(AIM OF THE EXERCISE) Show all lines from the data that include the word "button".

## START RECORDS FOR THE EXERCISE

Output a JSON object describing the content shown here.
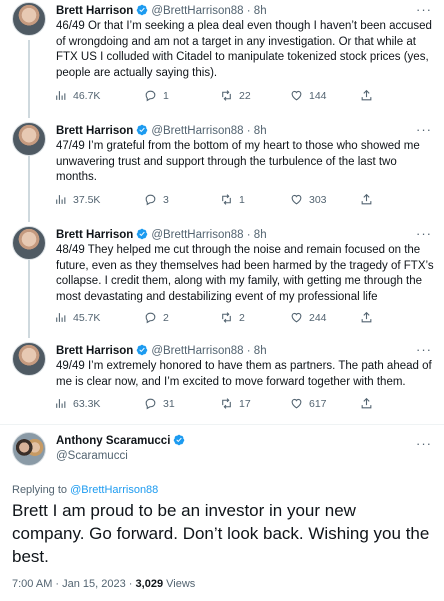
{
  "thread": [
    {
      "name": "Brett Harrison",
      "handle": "@BrettHarrison88",
      "dot": "·",
      "time": "8h",
      "text": "46/49 Or that I’m seeking a plea deal even though I haven’t been accused of wrongdoing and am not a target in any investigation. Or that while at FTX US I colluded with Citadel to manipulate tokenized stock prices (yes, people are actually saying this).",
      "views": "46.7K",
      "replies": "1",
      "retweets": "22",
      "likes": "144"
    },
    {
      "name": "Brett Harrison",
      "handle": "@BrettHarrison88",
      "dot": "·",
      "time": "8h",
      "text": "47/49 I’m grateful from the bottom of my heart to those who showed me unwavering trust and support through the turbulence of the last two months.",
      "views": "37.5K",
      "replies": "3",
      "retweets": "1",
      "likes": "303"
    },
    {
      "name": "Brett Harrison",
      "handle": "@BrettHarrison88",
      "dot": "·",
      "time": "8h",
      "text": "48/49 They helped me cut through the noise and remain focused on the future, even as they themselves had been harmed by the tragedy of FTX’s collapse. I credit them, along with my family, with getting me through the most devastating and destabilizing event of my professional life",
      "views": "45.7K",
      "replies": "2",
      "retweets": "2",
      "likes": "244"
    },
    {
      "name": "Brett Harrison",
      "handle": "@BrettHarrison88",
      "dot": "·",
      "time": "8h",
      "text": "49/49 I’m extremely honored to have them as partners. The path ahead of me is clear now, and I’m excited to move forward together with them.",
      "views": "63.3K",
      "replies": "31",
      "retweets": "17",
      "likes": "617"
    }
  ],
  "reply": {
    "name": "Anthony Scaramucci",
    "handle": "@Scaramucci",
    "replying_prefix": "Replying to ",
    "replying_to": "@BrettHarrison88",
    "text": "Brett I am proud to be an investor in your new company. Go forward. Don’t look back.  Wishing you the best.",
    "timestamp": "7:00 AM · Jan 15, 2023 · ",
    "views_count": "3,029",
    "views_label": " Views"
  },
  "more_label": "···",
  "colors": {
    "verified": "#1d9bf0",
    "secondary": "#536471",
    "link": "#1d9bf0"
  },
  "icons": [
    "views-icon",
    "reply-icon",
    "retweet-icon",
    "like-icon",
    "share-icon",
    "verified-icon",
    "more-icon"
  ]
}
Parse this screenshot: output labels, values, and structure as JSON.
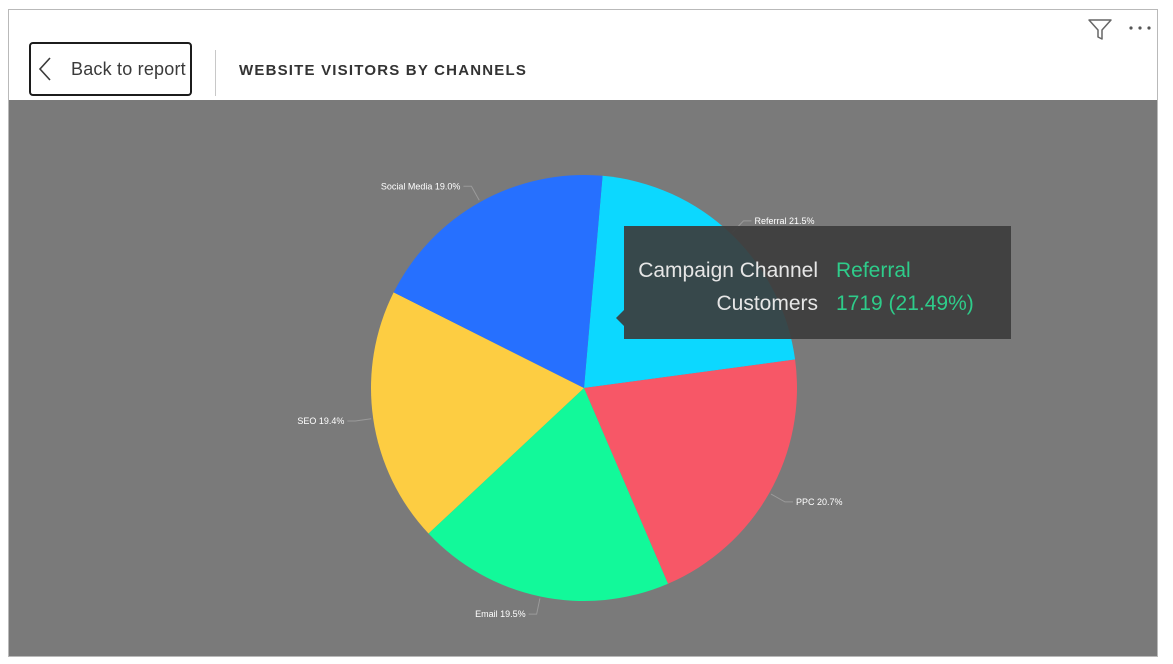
{
  "header": {
    "back_label": "Back to report",
    "page_title": "WEBSITE VISITORS BY CHANNELS"
  },
  "icons": {
    "back": "chevron-left-icon",
    "filter": "filter-icon",
    "more": "more-options-icon"
  },
  "colors": {
    "canvas_bg": "#7a7a7a",
    "tooltip_value": "#2ecc8a"
  },
  "tooltip": {
    "rows": [
      {
        "key": "Campaign Channel",
        "value": "Referral"
      },
      {
        "key": "Customers",
        "value": "1719 (21.49%)"
      }
    ]
  },
  "chart_data": {
    "type": "pie",
    "categories": [
      "Referral",
      "PPC",
      "Email",
      "SEO",
      "Social Media"
    ],
    "values": [
      21.5,
      20.7,
      19.5,
      19.4,
      19.0
    ],
    "labels": [
      "Referral 21.5%",
      "PPC 20.7%",
      "Email 19.5%",
      "SEO 19.4%",
      "Social Media 19.0%"
    ],
    "colors": [
      "#0cd8ff",
      "#f75767",
      "#12f99a",
      "#fdcd42",
      "#2670ff"
    ],
    "title": "WEBSITE VISITORS BY CHANNELS"
  }
}
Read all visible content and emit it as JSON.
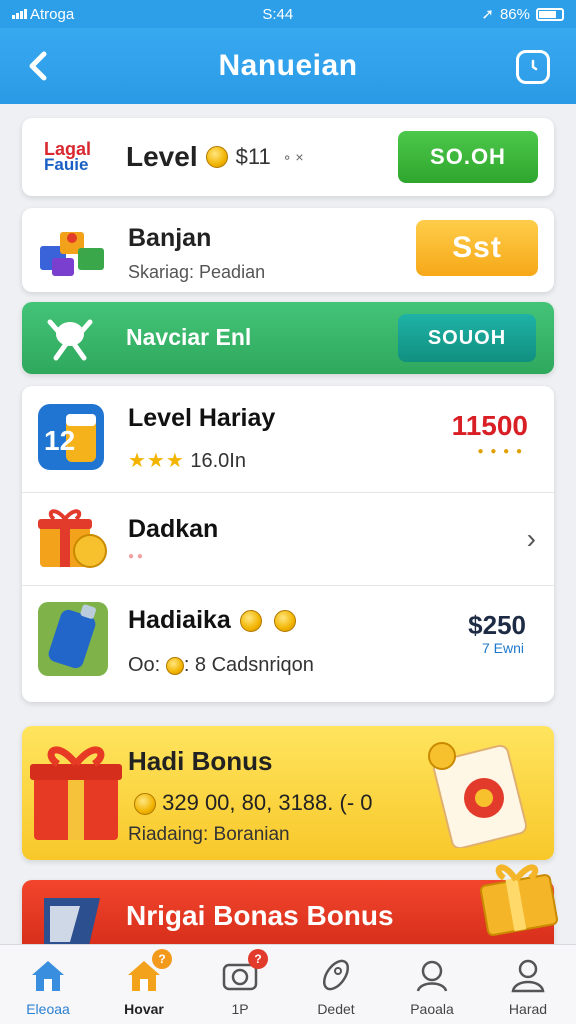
{
  "status_bar": {
    "carrier": "Atroga",
    "time": "S:44",
    "battery": "86%"
  },
  "header": {
    "title": "Nanueian"
  },
  "tiles": {
    "level": {
      "logo_line1": "Lagal",
      "logo_line2": "Fauie",
      "name": "Level",
      "amount": "$11",
      "extra": "∘ ×",
      "button": "SO.OH"
    },
    "banjan": {
      "name": "Banjan",
      "sub": "Skariag: Peadian",
      "button": "Sst"
    },
    "green": {
      "name": "Navciar Enl",
      "button": "SOUOH"
    },
    "list": [
      {
        "name": "Level Hariay",
        "stars": "★★★",
        "sub": "16.0In",
        "amount": "11500",
        "dots": "● ● ● ●"
      },
      {
        "name": "Dadkan",
        "sub": ""
      },
      {
        "name": "Hadiaika",
        "sub_prefix": "Oo:",
        "sub": ": 8 Cadsnriqon",
        "amount": "$250",
        "amount_sub": "7 Ewni"
      }
    ],
    "bonus": {
      "name": "Hadi Bonus",
      "amount": "329 00, 80, 3188. (- 0",
      "sub": "Riadaing: Boranian"
    },
    "red": {
      "name": "Nrigai Bonas Bonus"
    }
  },
  "tabbar": [
    {
      "label": "Eleoaa",
      "icon": "home-icon",
      "active": true
    },
    {
      "label": "Hovar",
      "icon": "home-icon",
      "badge": "?"
    },
    {
      "label": "1P",
      "icon": "camera-icon",
      "badge": "?"
    },
    {
      "label": "Dedet",
      "icon": "rocket-icon"
    },
    {
      "label": "Paoala",
      "icon": "profile-icon"
    },
    {
      "label": "Harad",
      "icon": "user-icon"
    }
  ],
  "colors": {
    "header_blue": "#2d9ee8",
    "green": "#2fa62e",
    "orange": "#f6a818",
    "teal": "#109080",
    "red_amount": "#d91f26",
    "bonus_yellow": "#f8c82a",
    "red_banner": "#d12a18"
  }
}
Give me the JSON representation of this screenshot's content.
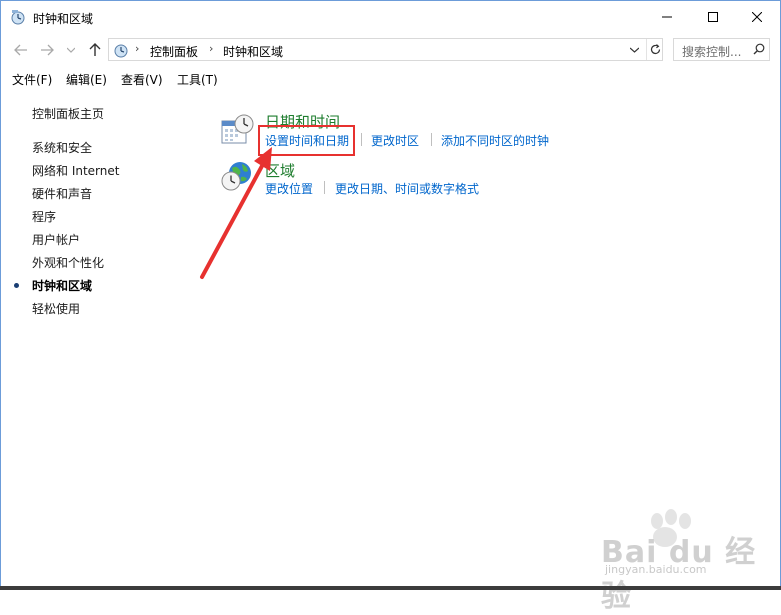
{
  "window": {
    "title": "时钟和区域"
  },
  "address": {
    "crumbs": [
      "控制面板",
      "时钟和区域"
    ],
    "search_placeholder": "搜索控制..."
  },
  "menu": [
    "文件(F)",
    "编辑(E)",
    "查看(V)",
    "工具(T)"
  ],
  "nav": {
    "home": "控制面板主页",
    "items": [
      "系统和安全",
      "网络和 Internet",
      "硬件和声音",
      "程序",
      "用户帐户",
      "外观和个性化",
      "时钟和区域",
      "轻松使用"
    ],
    "active_index": 6
  },
  "categories": [
    {
      "title": "日期和时间",
      "icon": "calendar-clock-icon",
      "links": [
        "设置时间和日期",
        "更改时区",
        "添加不同时区的时钟"
      ]
    },
    {
      "title": "区域",
      "icon": "globe-clock-icon",
      "links": [
        "更改位置",
        "更改日期、时间或数字格式"
      ]
    }
  ],
  "watermark": {
    "brand": "Bai du 经验",
    "url": "jingyan.baidu.com"
  },
  "colors": {
    "link": "#0066cc",
    "category_title": "#1e7d2e",
    "highlight": "#e7312f",
    "border": "#6c9cd9"
  }
}
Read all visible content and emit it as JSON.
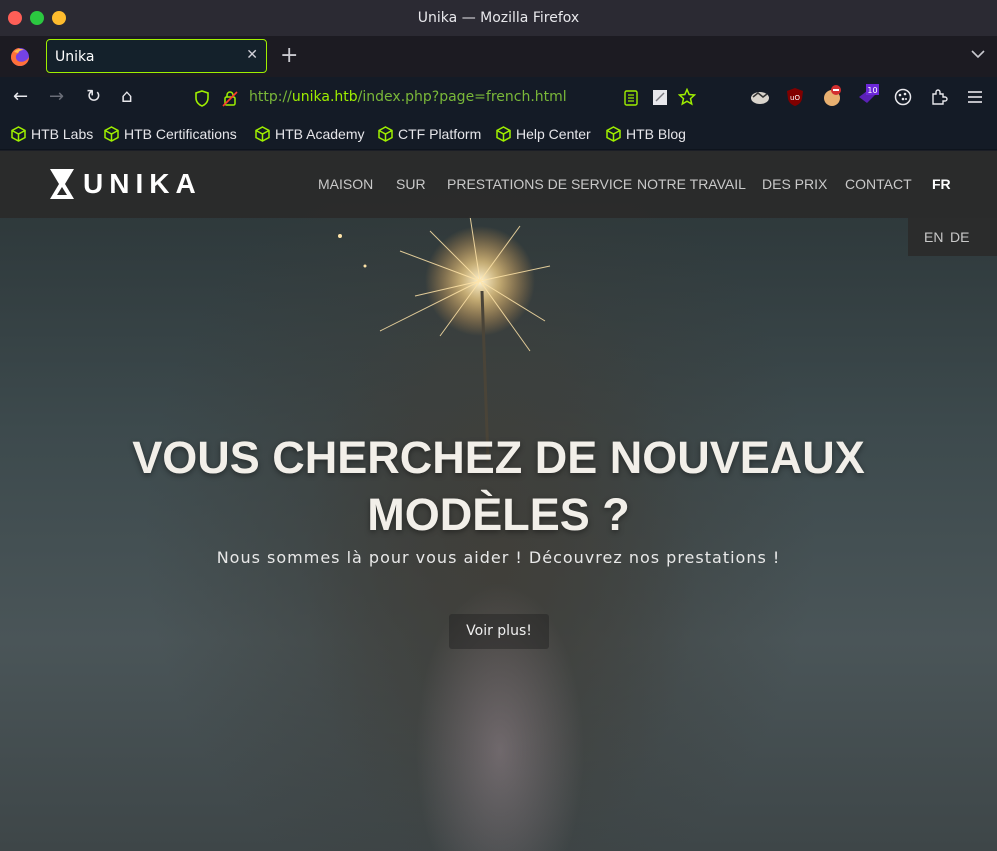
{
  "window": {
    "title": "Unika — Mozilla Firefox"
  },
  "tab": {
    "title": "Unika",
    "close": "✕",
    "new_tab": "+",
    "list": "⌄"
  },
  "nav": {
    "back": "←",
    "forward": "→",
    "reload": "↻",
    "home": "⌂"
  },
  "urlbar": {
    "scheme": "http://",
    "host": "unika.htb",
    "path": "/index.php?page=french.html"
  },
  "bookmarks": [
    {
      "label": "HTB Labs"
    },
    {
      "label": "HTB Certifications"
    },
    {
      "label": "HTB Academy"
    },
    {
      "label": "CTF Platform"
    },
    {
      "label": "Help Center"
    },
    {
      "label": "HTB Blog"
    }
  ],
  "extensions": {
    "badge_count": "10"
  },
  "site": {
    "brand": "UNIKA",
    "menu": [
      {
        "label": "MAISON"
      },
      {
        "label": "SUR"
      },
      {
        "label": "PRESTATIONS DE SERVICE"
      },
      {
        "label": "NOTRE TRAVAIL"
      },
      {
        "label": "DES PRIX"
      },
      {
        "label": "CONTACT"
      },
      {
        "label": "FR"
      }
    ],
    "languages": [
      "EN",
      "DE"
    ],
    "hero": {
      "title_line1": "VOUS CHERCHEZ DE NOUVEAUX",
      "title_line2": "MODÈLES ?",
      "subtitle": "Nous sommes là pour vous aider ! Découvrez nos prestations !",
      "button": "Voir plus!"
    }
  },
  "colors": {
    "accent": "#9fef00",
    "url_path": "#7ab839",
    "header_bg": "#2b2b2b"
  }
}
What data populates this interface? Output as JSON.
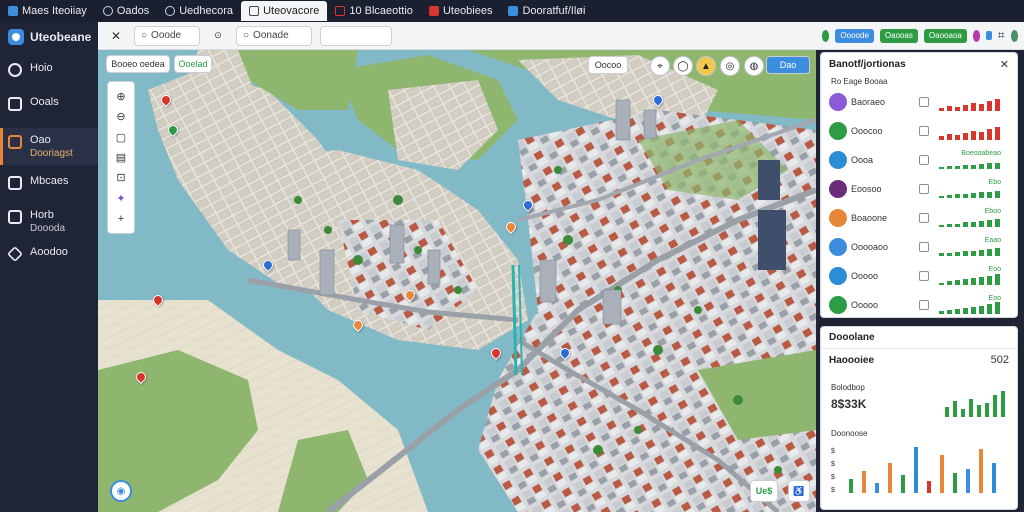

## END RECORDS FOR THE EXERCISE

(OUTPUT OF THE TASK)
      "button": "SO.OH"
      "button": "Sst"
      "button": "SOUOH"
      "button": "Voir plus!"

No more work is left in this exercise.